SUPPLIED RECORDS ::
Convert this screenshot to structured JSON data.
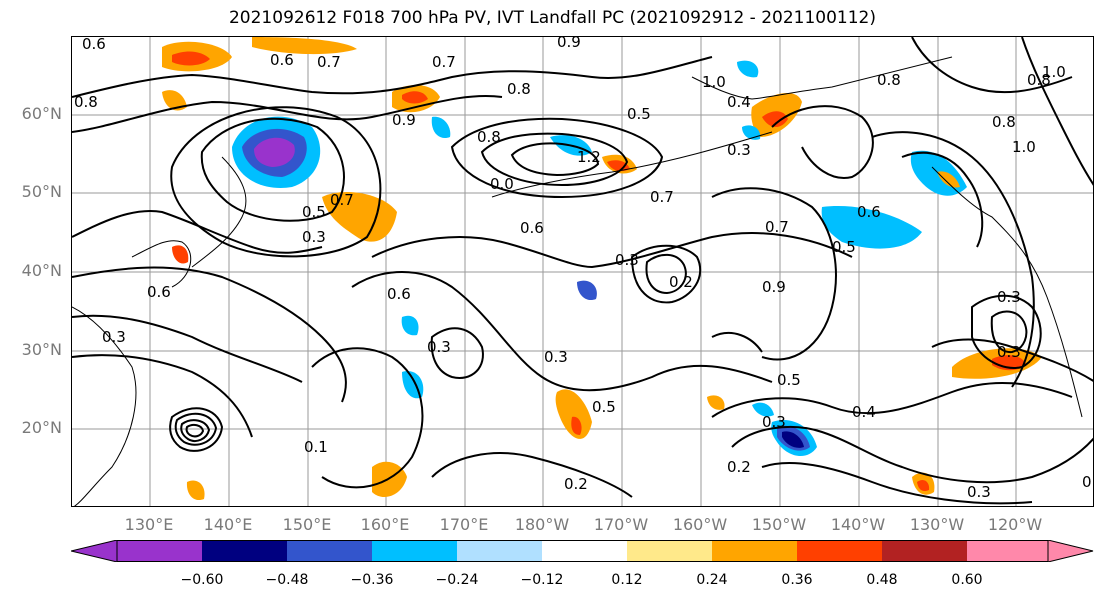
{
  "title": "2021092612 F018 700 hPa PV, IVT Landfall PC (2021092912 - 2021100112)",
  "lat_labels": [
    "60°N",
    "50°N",
    "40°N",
    "30°N",
    "20°N"
  ],
  "lon_labels": [
    "130°E",
    "140°E",
    "150°E",
    "160°E",
    "170°E",
    "180°W",
    "170°W",
    "160°W",
    "150°W",
    "140°W",
    "130°W",
    "120°W"
  ],
  "colorbar": {
    "colors": [
      "#9933cc",
      "#000080",
      "#3355cc",
      "#00bfff",
      "#b0e0ff",
      "#ffffff",
      "#ffe98a",
      "#ffa500",
      "#ff4000",
      "#b22222",
      "#ff88aa"
    ],
    "tick_labels": [
      "−0.60",
      "−0.48",
      "−0.36",
      "−0.24",
      "−0.12",
      "0.12",
      "0.24",
      "0.36",
      "0.48",
      "0.60"
    ]
  },
  "contour_labels": [
    "0.6",
    "0.6",
    "0.7",
    "0.7",
    "0.8",
    "0.8",
    "0.9",
    "0.9",
    "1.0",
    "1.0",
    "0.4",
    "0.3",
    "0.5",
    "0.8",
    "0.0",
    "1.2",
    "0.7",
    "0.8",
    "0.8",
    "1.0",
    "0.8",
    "0.6",
    "0.6",
    "0.3",
    "0.7",
    "0.5",
    "0.7",
    "0.3",
    "0.2",
    "0.6",
    "0.9",
    "0.5",
    "0.6",
    "0.3",
    "0.3",
    "0.3",
    "0.3",
    "0.5",
    "0.5",
    "0.4",
    "0.3",
    "0.2",
    "0.1",
    "0.2",
    "0.3",
    "0.3",
    "0.5"
  ]
}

GOAL :: Pictures in the records must not appear in the copy; transcribe everything else precisely.

WRITTEN RESPONSE ::
Convert this screenshot to structured JSON data.
{
  "title": "2021092612 F018 700 hPa PV, IVT Landfall PC (2021092912 - 2021100112)",
  "lat_labels": [
    "60°N",
    "50°N",
    "40°N",
    "30°N",
    "20°N"
  ],
  "lon_labels": [
    "130°E",
    "140°E",
    "150°E",
    "160°E",
    "170°E",
    "180°W",
    "170°W",
    "160°W",
    "150°W",
    "140°W",
    "130°W",
    "120°W"
  ],
  "colorbar": {
    "colors": [
      "#9933cc",
      "#000080",
      "#3355cc",
      "#00bfff",
      "#b0e0ff",
      "#ffffff",
      "#ffe98a",
      "#ffa500",
      "#ff4000",
      "#b22222",
      "#ff88aa"
    ],
    "tick_labels": [
      "−0.60",
      "−0.48",
      "−0.36",
      "−0.24",
      "−0.12",
      "0.12",
      "0.24",
      "0.36",
      "0.48",
      "0.60"
    ]
  },
  "contour_labels": [
    "0.6",
    "0.6",
    "0.7",
    "0.7",
    "0.8",
    "0.8",
    "0.9",
    "0.9",
    "1.0",
    "1.0",
    "0.4",
    "0.3",
    "0.5",
    "0.8",
    "0.0",
    "1.2",
    "0.7",
    "0.8",
    "0.8",
    "1.0",
    "0.8",
    "0.6",
    "0.6",
    "0.3",
    "0.7",
    "0.5",
    "0.7",
    "0.3",
    "0.2",
    "0.6",
    "0.9",
    "0.5",
    "0.6",
    "0.3",
    "0.3",
    "0.3",
    "0.3",
    "0.5",
    "0.5",
    "0.4",
    "0.3",
    "0.2",
    "0.1",
    "0.2",
    "0.3",
    "0.3",
    "0.5"
  ]
}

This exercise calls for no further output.